STORED DATA:
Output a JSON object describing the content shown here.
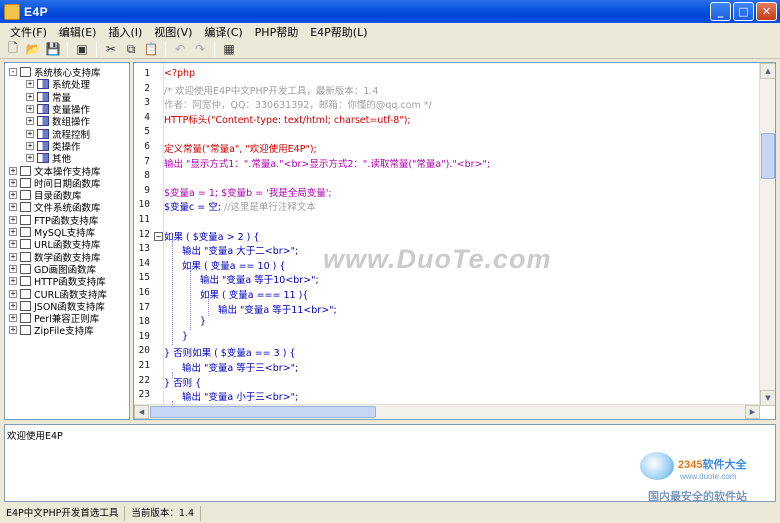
{
  "window": {
    "title": "E4P"
  },
  "menu": [
    "文件(F)",
    "编辑(E)",
    "插入(I)",
    "视图(V)",
    "编译(C)",
    "PHP帮助",
    "E4P帮助(L)"
  ],
  "toolbar": {
    "icons": [
      "new-file-icon",
      "open-folder-icon",
      "save-icon",
      "save-all-icon",
      "cut-icon",
      "copy-icon",
      "paste-icon",
      "undo-icon",
      "redo-icon",
      "compile-icon"
    ]
  },
  "tree": {
    "nodes": [
      {
        "label": "系统核心支持库",
        "level": 0,
        "expander": "-",
        "icon": "library"
      },
      {
        "label": "系统处理",
        "level": 1,
        "expander": "+",
        "icon": "book"
      },
      {
        "label": "常量",
        "level": 1,
        "expander": "+",
        "icon": "book"
      },
      {
        "label": "变量操作",
        "level": 1,
        "expander": "+",
        "icon": "book"
      },
      {
        "label": "数组操作",
        "level": 1,
        "expander": "+",
        "icon": "book"
      },
      {
        "label": "流程控制",
        "level": 1,
        "expander": "+",
        "icon": "book"
      },
      {
        "label": "类操作",
        "level": 1,
        "expander": "+",
        "icon": "book"
      },
      {
        "label": "其他",
        "level": 1,
        "expander": "+",
        "icon": "book"
      },
      {
        "label": "文本操作支持库",
        "level": 0,
        "expander": "+",
        "icon": "library"
      },
      {
        "label": "时间日期函数库",
        "level": 0,
        "expander": "+",
        "icon": "library"
      },
      {
        "label": "目录函数库",
        "level": 0,
        "expander": "+",
        "icon": "library"
      },
      {
        "label": "文件系统函数库",
        "level": 0,
        "expander": "+",
        "icon": "library"
      },
      {
        "label": "FTP函数支持库",
        "level": 0,
        "expander": "+",
        "icon": "library"
      },
      {
        "label": "MySQL支持库",
        "level": 0,
        "expander": "+",
        "icon": "library"
      },
      {
        "label": "URL函数支持库",
        "level": 0,
        "expander": "+",
        "icon": "library"
      },
      {
        "label": "数学函数支持库",
        "level": 0,
        "expander": "+",
        "icon": "library"
      },
      {
        "label": "GD画图函数库",
        "level": 0,
        "expander": "+",
        "icon": "library"
      },
      {
        "label": "HTTP函数支持库",
        "level": 0,
        "expander": "+",
        "icon": "library"
      },
      {
        "label": "CURL函数支持库",
        "level": 0,
        "expander": "+",
        "icon": "library"
      },
      {
        "label": "JSON函数支持库",
        "level": 0,
        "expander": "+",
        "icon": "library"
      },
      {
        "label": "Perl兼容正则库",
        "level": 0,
        "expander": "+",
        "icon": "library"
      },
      {
        "label": "ZipFile支持库",
        "level": 0,
        "expander": "+",
        "icon": "library"
      }
    ]
  },
  "editor": {
    "lines": [
      {
        "n": "1",
        "indent": 0,
        "parts": [
          {
            "t": "<?php",
            "c": "c-red"
          }
        ]
      },
      {
        "n": "2",
        "indent": 0,
        "parts": [
          {
            "t": "/* 欢迎使用E4P中文PHP开发工具，最新版本：1.4",
            "c": "c-gray"
          }
        ]
      },
      {
        "n": "3",
        "indent": 0,
        "parts": [
          {
            "t": "作者：阿宽仲，QQ：330631392，邮箱：你懂的@qq.com */",
            "c": "c-gray"
          }
        ]
      },
      {
        "n": "4",
        "indent": 0,
        "parts": [
          {
            "t": "HTTP标头(\"Content-type: text/html; charset=utf-8\");",
            "c": "c-red"
          }
        ]
      },
      {
        "n": "5",
        "indent": 0,
        "parts": []
      },
      {
        "n": "6",
        "indent": 0,
        "parts": [
          {
            "t": "定义常量(\"常量a\", \"欢迎使用E4P\");",
            "c": "c-red"
          }
        ]
      },
      {
        "n": "7",
        "indent": 0,
        "parts": [
          {
            "t": "输出 \"显示方式1：\".常量a.\"<br>显示方式2：\".读取常量(\"常量a\").\"<br>\";",
            "c": "c-purple"
          }
        ]
      },
      {
        "n": "8",
        "indent": 0,
        "parts": []
      },
      {
        "n": "9",
        "indent": 0,
        "parts": [
          {
            "t": "$变量a = 1; $变量b = '我是全局变量';",
            "c": "c-purple"
          }
        ]
      },
      {
        "n": "10",
        "indent": 0,
        "parts": [
          {
            "t": "$变量c = 空; ",
            "c": "c-blue"
          },
          {
            "t": "//这里是单行注释文本",
            "c": "c-gray"
          }
        ]
      },
      {
        "n": "11",
        "indent": 0,
        "parts": []
      },
      {
        "n": "12",
        "indent": 0,
        "parts": [
          {
            "t": "如果 ( $变量a > 2 ) {",
            "c": "c-blue"
          }
        ]
      },
      {
        "n": "13",
        "indent": 1,
        "parts": [
          {
            "t": "输出 \"变量a 大于二<br>\";",
            "c": "c-blue"
          }
        ]
      },
      {
        "n": "14",
        "indent": 1,
        "parts": [
          {
            "t": "如果 ( 变量a == 10 ) {",
            "c": "c-blue"
          }
        ]
      },
      {
        "n": "15",
        "indent": 2,
        "parts": [
          {
            "t": "输出 \"变量a 等于10<br>\";",
            "c": "c-blue"
          }
        ]
      },
      {
        "n": "16",
        "indent": 2,
        "parts": [
          {
            "t": "如果 ( 变量a === 11 ){",
            "c": "c-blue"
          }
        ]
      },
      {
        "n": "17",
        "indent": 3,
        "parts": [
          {
            "t": "输出 \"变量a 等于11<br>\";",
            "c": "c-blue"
          }
        ]
      },
      {
        "n": "18",
        "indent": 2,
        "parts": [
          {
            "t": "}",
            "c": "c-blue"
          }
        ]
      },
      {
        "n": "19",
        "indent": 1,
        "parts": [
          {
            "t": "}",
            "c": "c-blue"
          }
        ]
      },
      {
        "n": "20",
        "indent": 0,
        "parts": [
          {
            "t": "} 否则如果 ( $变量a == 3 ) {",
            "c": "c-blue"
          }
        ]
      },
      {
        "n": "21",
        "indent": 1,
        "parts": [
          {
            "t": "输出 \"变量a 等于三<br>\";",
            "c": "c-blue"
          }
        ]
      },
      {
        "n": "22",
        "indent": 0,
        "parts": [
          {
            "t": "} 否则 {",
            "c": "c-blue"
          }
        ]
      },
      {
        "n": "23",
        "indent": 1,
        "parts": [
          {
            "t": "输出 \"变量a 小于三<br>\";",
            "c": "c-blue"
          }
        ]
      }
    ]
  },
  "output": {
    "text": "欢迎使用E4P"
  },
  "status": {
    "left": "E4P中文PHP开发首选工具",
    "version": "当前版本：1.4"
  },
  "watermark": {
    "text": "www.DuoTe.com"
  },
  "brand_logo": {
    "name": "2345",
    "suffix": "软件大全",
    "url": "www.duote.com",
    "slogan": "国内最安全的软件站"
  }
}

WRITTEN REQUEST:
Report how many lines in the entries hold the string "text". Nothing but the number is wanted.

EXERCISE ANSWER:
3